● **Extracted data entries**
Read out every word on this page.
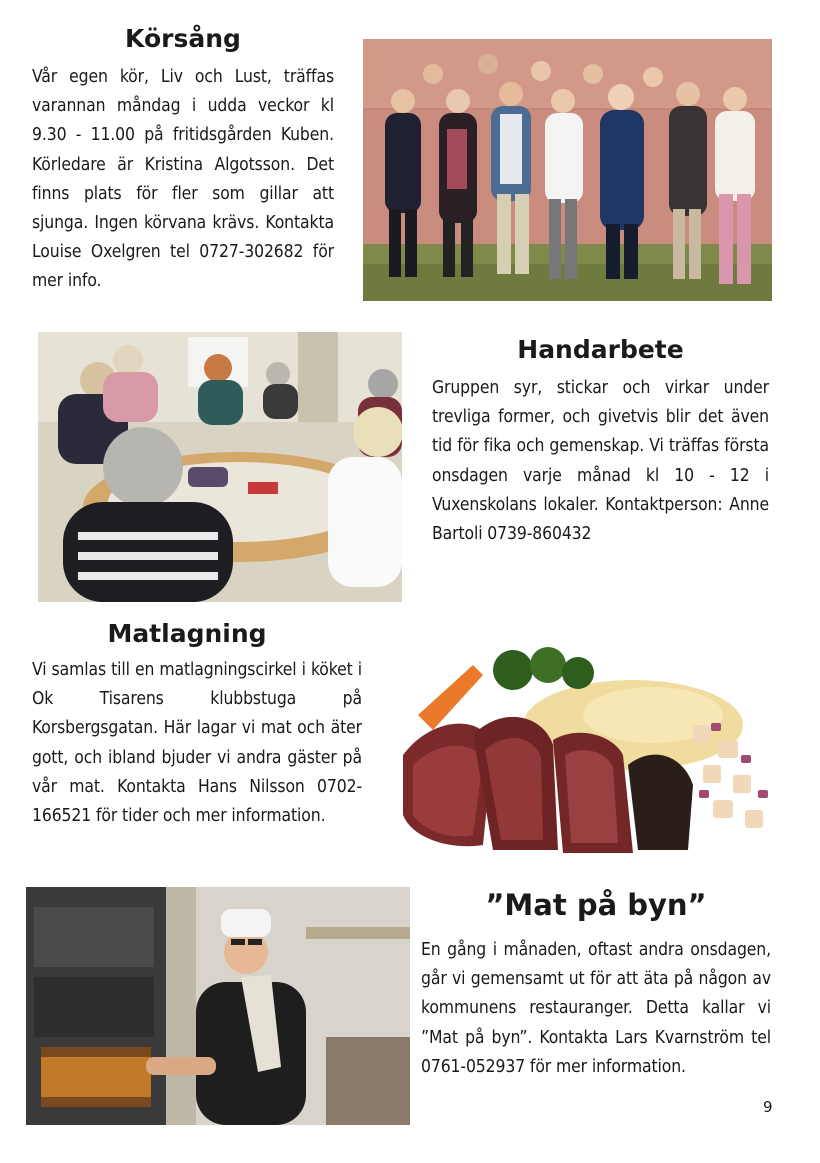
Körsång

Vår egen kör, Liv och Lust, träffas varannan måndag i udda veckor kl 9.30 - 11.00 på fritidsgården Kuben. Körledare är Kristina Algotsson. Det finns plats för fler som gillar att sjunga. Ingen körvana krävs. Kontakta Louise Oxelgren tel 0727-302682 för mer info.

Handarbete

Gruppen syr, stickar och virkar under trevliga former, och givetvis blir det även tid för fika och gemenskap. Vi träffas första onsdagen varje månad kl 10 - 12 i Vuxenskolans lokaler. Kontaktperson: Anne Bartoli 0739-860432

Matlagning

Vi samlas till en matlagningscirkel i köket i Ok Tisarens klubbstuga på Korsbergsgatan. Här lagar vi mat och äter gott, och ibland bjuder vi andra gäster på vår mat. Kontakta Hans Nilsson 0702-166521 för tider och mer information.

”Mat på byn”

En gång i månaden, oftast andra onsdagen, går vi gemensamt ut för att äta på någon av kommunens restauranger. Detta kallar vi ”Mat på byn”. Kontakta Lars Kvarnström tel 0761-052937 för mer information.

9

● **To be done**
The data should be printed again unchanged; leave its pictures out.

● **The result**
Read out every word on this page.
Körsång

Vår egen kör, Liv och Lust, träffas varannan måndag i udda veckor kl 9.30 - 11.00 på fritidsgården Kuben. Körledare är Kristina Algotsson. Det finns plats för fler som gillar att sjunga. Ingen körvana krävs. Kontakta Louise Oxelgren tel 0727-302682 för mer info.

Handarbete

Gruppen syr, stickar och virkar under trevliga former, och givetvis blir det även tid för fika och gemenskap. Vi träffas första onsdagen varje månad kl 10 - 12 i Vuxenskolans lokaler. Kontaktperson: Anne Bartoli 0739-860432

Matlagning

Vi samlas till en matlagningscirkel i köket i Ok Tisarens klubbstuga på Korsbergsgatan. Här lagar vi mat och äter gott, och ibland bjuder vi andra gäster på vår mat. Kontakta Hans Nilsson 0702-166521 för tider och mer information.

”Mat på byn”

En gång i månaden, oftast andra onsdagen, går vi gemensamt ut för att äta på någon av kommunens restauranger. Detta kallar vi ”Mat på byn”. Kontakta Lars Kvarnström tel 0761-052937 för mer information.

9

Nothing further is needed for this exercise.